**Exercise:** Lift every line from the entries that includes the word "的最大值为".

**Given data:**
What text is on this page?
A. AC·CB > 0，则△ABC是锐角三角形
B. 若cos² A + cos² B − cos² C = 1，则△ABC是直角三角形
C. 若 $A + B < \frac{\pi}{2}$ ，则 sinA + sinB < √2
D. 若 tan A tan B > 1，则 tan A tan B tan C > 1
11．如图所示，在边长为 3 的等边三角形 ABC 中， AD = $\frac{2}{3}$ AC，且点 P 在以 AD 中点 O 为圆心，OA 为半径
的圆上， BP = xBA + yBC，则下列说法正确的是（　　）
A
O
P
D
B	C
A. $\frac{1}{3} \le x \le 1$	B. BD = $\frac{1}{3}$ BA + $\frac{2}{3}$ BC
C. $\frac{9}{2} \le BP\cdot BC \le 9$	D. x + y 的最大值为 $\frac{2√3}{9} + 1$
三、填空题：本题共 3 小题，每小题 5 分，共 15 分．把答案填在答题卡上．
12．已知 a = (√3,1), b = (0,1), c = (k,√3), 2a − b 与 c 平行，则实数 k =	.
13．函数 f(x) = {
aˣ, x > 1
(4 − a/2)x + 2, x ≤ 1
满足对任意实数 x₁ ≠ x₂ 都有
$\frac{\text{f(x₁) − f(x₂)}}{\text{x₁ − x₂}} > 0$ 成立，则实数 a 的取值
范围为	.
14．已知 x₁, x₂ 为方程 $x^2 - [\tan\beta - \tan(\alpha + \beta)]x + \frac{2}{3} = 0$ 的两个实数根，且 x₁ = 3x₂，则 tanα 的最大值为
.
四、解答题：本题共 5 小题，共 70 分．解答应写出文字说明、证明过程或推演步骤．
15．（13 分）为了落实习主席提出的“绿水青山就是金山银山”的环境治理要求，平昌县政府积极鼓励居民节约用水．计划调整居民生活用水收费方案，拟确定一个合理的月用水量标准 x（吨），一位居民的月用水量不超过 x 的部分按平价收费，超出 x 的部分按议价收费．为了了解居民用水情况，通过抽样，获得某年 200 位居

**Exercise output:**
C. $\frac{9}{2} \le BP\cdot BC \le 9$	D. x + y 的最大值为 $\frac{2√3}{9} + 1$
14．已知 x₁, x₂ 为方程 $x^2 - [\tan\beta - \tan(\alpha + \beta)]x + \frac{2}{3} = 0$ 的两个实数根，且 x₁ = 3x₂，则 tanα 的最大值为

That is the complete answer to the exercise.